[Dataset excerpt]
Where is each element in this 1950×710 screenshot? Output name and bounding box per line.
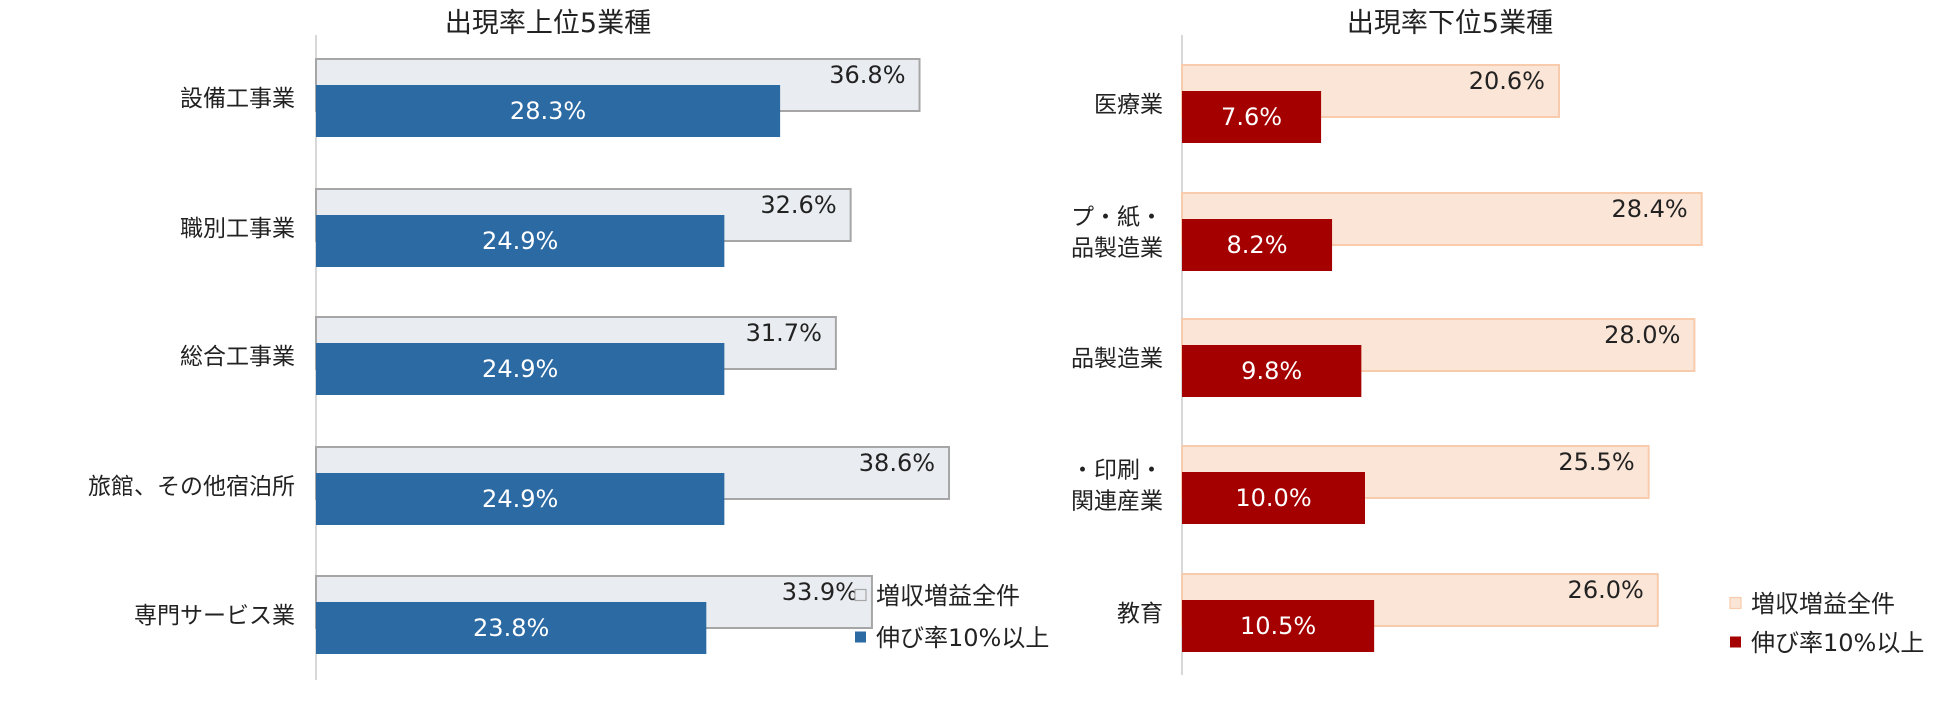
bottom5-bar-growth bbox=[1182, 91, 1322, 143]
top5-label-growth: 24.9% bbox=[482, 227, 558, 255]
top5-category-label: 旅館、その他宿泊所 bbox=[88, 474, 295, 500]
bottom5-legend-swatch bbox=[1729, 596, 1742, 610]
bottom5-category-label: 医療業 bbox=[1094, 92, 1163, 118]
top5-label-growth: 23.8% bbox=[473, 614, 549, 642]
top5-label-all-cases: 36.8% bbox=[829, 61, 905, 89]
top5-legend-swatch bbox=[855, 631, 866, 643]
top5-legend-label: 伸び率10%以上 bbox=[876, 624, 1049, 652]
top5-label-all-cases: 31.7% bbox=[746, 319, 822, 347]
top5-bar-growth bbox=[316, 215, 725, 267]
bottom5-category-label: 出版・印刷・同関連産業 bbox=[1070, 458, 1163, 515]
top5-bar-growth bbox=[316, 473, 725, 525]
bottom5-label-all-cases: 26.0% bbox=[1568, 576, 1644, 604]
top5-category-label: 専門サービス業 bbox=[134, 603, 295, 629]
bottom5-bar-chart: 出現率下位5業種 20.6% 7.6% 医療業 28.4% 8.2% パルプ・紙・紙加工品製… bbox=[1070, 8, 1924, 675]
bottom5-label-growth: 10.5% bbox=[1240, 612, 1316, 640]
bottom5-label-growth: 9.8% bbox=[1241, 357, 1302, 385]
bottom5-bar-growth bbox=[1182, 345, 1362, 397]
top5-bar-chart: 出現率上位5業種 36.8% 28.3% 設備工事業 32.6% 24.9% 職別工事業 31… bbox=[88, 8, 1049, 680]
top5-label-growth: 24.9% bbox=[482, 355, 558, 383]
bottom5-label-growth: 8.2% bbox=[1227, 231, 1288, 259]
bottom5-label-all-cases: 28.4% bbox=[1611, 195, 1687, 223]
bottom5-label-all-cases: 25.5% bbox=[1558, 448, 1634, 476]
top5-label-growth: 28.3% bbox=[510, 97, 586, 125]
bottom5-category-label: 教育 bbox=[1117, 601, 1163, 627]
top5-chart-panel: 出現率上位5業種 36.8% 28.3% 設備工事業 32.6% 24.9% 職別工事業 31… bbox=[88, 8, 1049, 680]
top5-label-all-cases: 33.9% bbox=[782, 578, 858, 606]
bottom5-bar-growth bbox=[1182, 219, 1333, 271]
top5-category-label: 総合工事業 bbox=[180, 344, 295, 370]
bottom5-bar-growth bbox=[1182, 472, 1365, 524]
top5-chart-title: 出現率上位5業種 bbox=[445, 8, 651, 39]
bottom5-legend-label: 増収増益全件 bbox=[1751, 590, 1895, 618]
top5-category-label: 職別工事業 bbox=[180, 216, 295, 242]
top5-label-growth: 24.9% bbox=[482, 485, 558, 513]
bottom5-legend-swatch bbox=[1730, 636, 1741, 648]
bottom5-category-label: パルプ・紙・紙加工品製造業 bbox=[1070, 205, 1163, 262]
bottom5-category-label: ゴム製品製造業 bbox=[1070, 346, 1163, 372]
top5-legend-swatch bbox=[854, 588, 867, 602]
top5-legend-label: 増収増益全件 bbox=[876, 582, 1020, 610]
bottom5-label-growth: 7.6% bbox=[1221, 103, 1282, 131]
bottom5-chart-title: 出現率下位5業種 bbox=[1347, 8, 1553, 39]
bottom5-label-all-cases: 28.0% bbox=[1604, 321, 1680, 349]
bottom5-label-all-cases: 20.6% bbox=[1469, 67, 1545, 95]
bottom5-label-growth: 10.0% bbox=[1235, 484, 1311, 512]
bottom5-chart-panel: 出現率下位5業種 20.6% 7.6% 医療業 28.4% 8.2% パルプ・紙・紙加工品製… bbox=[1070, 0, 1950, 710]
top5-label-all-cases: 32.6% bbox=[760, 191, 836, 219]
top5-bar-growth bbox=[316, 343, 725, 395]
bottom5-legend-label: 伸び率10%以上 bbox=[1751, 629, 1924, 657]
top5-bar-growth bbox=[316, 602, 707, 654]
top5-label-all-cases: 38.6% bbox=[859, 449, 935, 477]
bottom5-bar-growth bbox=[1182, 600, 1375, 652]
top5-category-label: 設備工事業 bbox=[180, 86, 295, 112]
top5-bar-growth bbox=[316, 85, 781, 137]
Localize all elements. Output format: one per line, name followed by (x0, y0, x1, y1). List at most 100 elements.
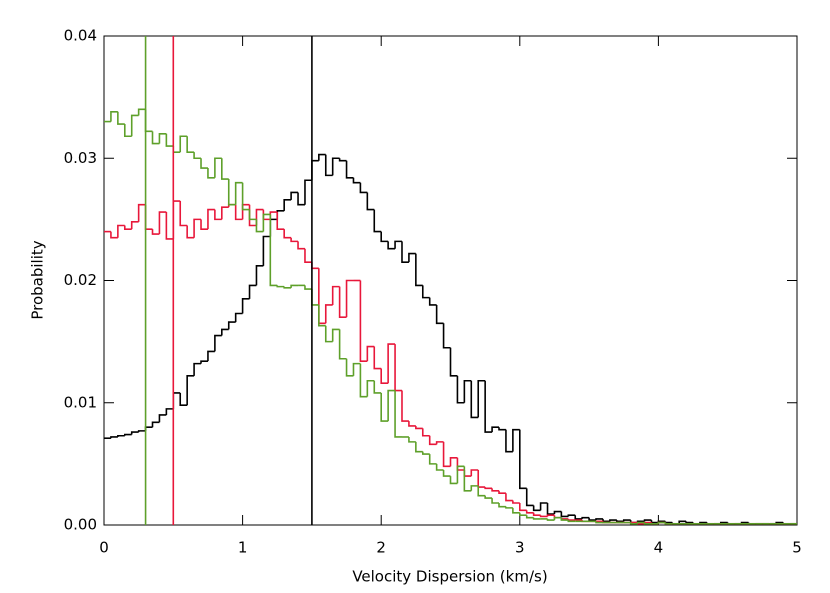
x-tick-label: 1 (238, 539, 248, 557)
histogram-step (331, 285, 340, 305)
histogram-step (234, 312, 243, 323)
histogram-step (311, 159, 319, 181)
histogram-step (685, 521, 694, 524)
histogram-step (498, 502, 506, 508)
histogram-step (318, 153, 326, 161)
histogram-step (179, 135, 188, 153)
histogram-step (456, 457, 465, 471)
histogram-step (304, 285, 312, 290)
histogram-step (193, 218, 202, 238)
histogram-step (657, 521, 666, 524)
histogram-step (144, 109, 153, 133)
histogram-step (290, 284, 299, 288)
histogram-step (234, 204, 243, 221)
histogram-step (421, 428, 430, 437)
histogram-step (539, 502, 548, 511)
histogram-step (512, 507, 520, 514)
histogram-step (449, 456, 458, 467)
histogram-step (269, 218, 278, 237)
histogram-step (221, 328, 229, 336)
histogram-step (338, 329, 347, 360)
histogram-step (560, 517, 569, 520)
histogram-step (532, 517, 541, 520)
y-tick-label: 0.01 (64, 393, 97, 411)
histogram-step (401, 390, 409, 422)
histogram-step (387, 389, 396, 422)
histogram-step (595, 521, 603, 524)
histogram-step (241, 298, 250, 314)
histogram-step (428, 435, 437, 446)
histogram-step (477, 379, 486, 418)
histogram-step (380, 392, 389, 422)
histogram-step (276, 212, 285, 230)
histogram-step (144, 426, 153, 431)
histogram-step (207, 350, 215, 362)
histogram-step (602, 518, 610, 523)
histogram-step (318, 304, 326, 327)
histogram-step (519, 512, 527, 517)
histogram-step (546, 518, 555, 521)
histogram-step (408, 252, 416, 263)
histogram-step (117, 434, 125, 437)
histogram-step (442, 323, 451, 349)
histogram-step (505, 493, 513, 502)
histogram-step (130, 221, 139, 230)
histogram-step (123, 433, 132, 436)
histogram-step (581, 516, 590, 519)
histogram-step (158, 414, 167, 423)
histogram-step (456, 465, 465, 484)
histogram-step (442, 441, 451, 468)
histogram-step (366, 379, 375, 397)
histogram-step (366, 345, 375, 362)
histogram-step (290, 191, 299, 200)
histogram-step (144, 204, 153, 230)
histogram-step (484, 495, 493, 499)
histogram-step (200, 219, 208, 230)
histogram-step (172, 146, 181, 153)
histogram-step (574, 515, 583, 520)
histogram-step (415, 425, 423, 430)
histogram-step (560, 517, 569, 521)
histogram-step (532, 512, 541, 517)
histogram-step (408, 436, 416, 443)
histogram-step (117, 224, 125, 238)
histogram-step (498, 490, 506, 495)
histogram-step (283, 199, 292, 211)
histogram-step (387, 343, 396, 384)
histogram-step (491, 426, 500, 433)
plot-frame (103, 35, 798, 526)
histogram-step (470, 380, 479, 419)
histogram-step (227, 321, 236, 330)
histogram-step (276, 285, 285, 288)
histogram-step (394, 240, 402, 249)
histogram-step (463, 469, 472, 477)
histogram-step (525, 510, 534, 514)
histogram-step (137, 430, 146, 433)
y-tick-label: 0.03 (64, 149, 97, 167)
histogram-step (387, 241, 396, 250)
histogram-step (456, 375, 465, 404)
histogram-step (283, 286, 292, 289)
histogram-step (207, 208, 215, 230)
histogram-step (373, 380, 382, 394)
histogram-step (567, 518, 576, 521)
histogram-step (110, 436, 118, 439)
histogram-step (366, 192, 375, 211)
histogram-step (200, 360, 208, 364)
histogram-step (643, 519, 652, 522)
histogram-step (255, 208, 264, 226)
histogram-step (137, 108, 146, 116)
histogram-step (255, 265, 264, 286)
histogram-step (172, 392, 181, 409)
histogram-step (484, 380, 493, 433)
histogram-step (567, 520, 576, 523)
histogram-step (186, 136, 195, 153)
histogram-step (269, 211, 278, 220)
histogram-step (214, 157, 222, 178)
histogram-step (512, 428, 520, 452)
histogram-step (255, 219, 264, 233)
x-tick-label: 5 (792, 539, 802, 557)
histogram-step (165, 212, 174, 240)
histogram-step (650, 520, 659, 524)
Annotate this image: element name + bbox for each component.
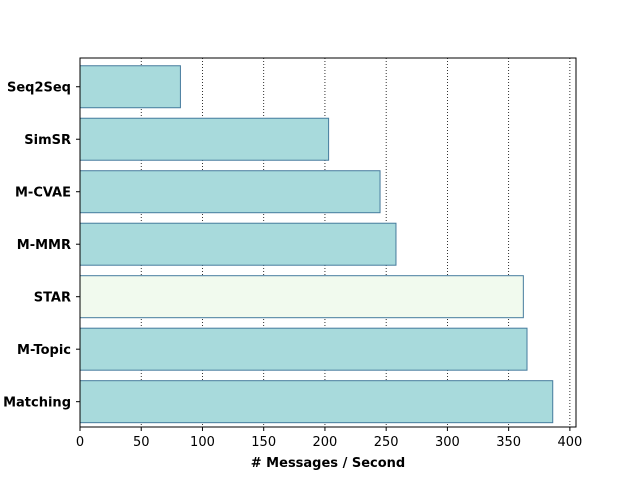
category-label: M-CVAE xyxy=(15,186,71,201)
x-axis-title: # Messages / Second xyxy=(251,456,405,471)
x-tick-label: 150 xyxy=(251,435,276,450)
x-tick-label: 200 xyxy=(313,435,338,450)
x-tick-label: 350 xyxy=(496,435,521,450)
bars xyxy=(79,65,554,424)
x-tick-label: 50 xyxy=(133,435,150,450)
category-label: M-Topic xyxy=(17,343,71,358)
category-label: SimSR xyxy=(24,133,71,148)
bar-m-cvae xyxy=(79,170,381,214)
plot-frame xyxy=(79,57,577,428)
x-axis-ticks: 0 50 100 150 200 250 300 350 400 xyxy=(76,427,582,450)
x-tick-label: 0 xyxy=(76,435,84,450)
y-axis-category-labels: Seq2Seq SimSR M-CVAE M-MMR STAR M-Topic Matchi… xyxy=(3,81,80,411)
x-tick-label: 300 xyxy=(435,435,460,450)
x-tick-label: 100 xyxy=(190,435,215,450)
bar-matching xyxy=(79,380,554,424)
bar-m-mmr xyxy=(79,222,397,266)
category-label: Seq2Seq xyxy=(7,81,71,96)
bar-seq2seq xyxy=(79,65,181,109)
category-label: STAR xyxy=(34,291,71,306)
x-tick-label: 250 xyxy=(374,435,399,450)
category-label: M-MMR xyxy=(17,238,71,253)
bar-simsr xyxy=(79,117,330,161)
bar-m-topic xyxy=(79,327,528,371)
bar-star xyxy=(79,275,524,319)
category-label: Matching xyxy=(3,396,71,411)
x-tick-label: 400 xyxy=(557,435,582,450)
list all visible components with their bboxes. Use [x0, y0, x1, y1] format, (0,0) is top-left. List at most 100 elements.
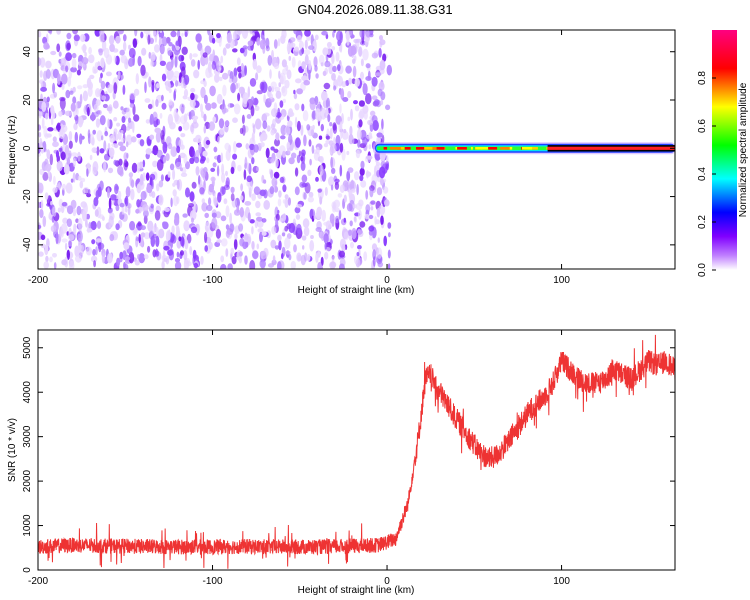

_The problem:_ Begin at the line that has "x-tick-label: 1 (238, 539, 248, 557)" and stop after the line that has "histogram-step (144, 109, 153, 133)". Write those lines again, changing "histogram-step" to "histogram-bar" and leaving everything else unchanged.

_Solution for this exercise:_
x-tick-label: 1 (238, 539, 248, 557)
histogram-bar (331, 285, 340, 305)
histogram-bar (234, 312, 243, 323)
histogram-bar (311, 159, 319, 181)
histogram-bar (685, 521, 694, 524)
histogram-bar (498, 502, 506, 508)
histogram-bar (318, 153, 326, 161)
histogram-bar (179, 135, 188, 153)
histogram-bar (456, 457, 465, 471)
histogram-bar (304, 285, 312, 290)
histogram-bar (193, 218, 202, 238)
histogram-bar (657, 521, 666, 524)
histogram-bar (144, 109, 153, 133)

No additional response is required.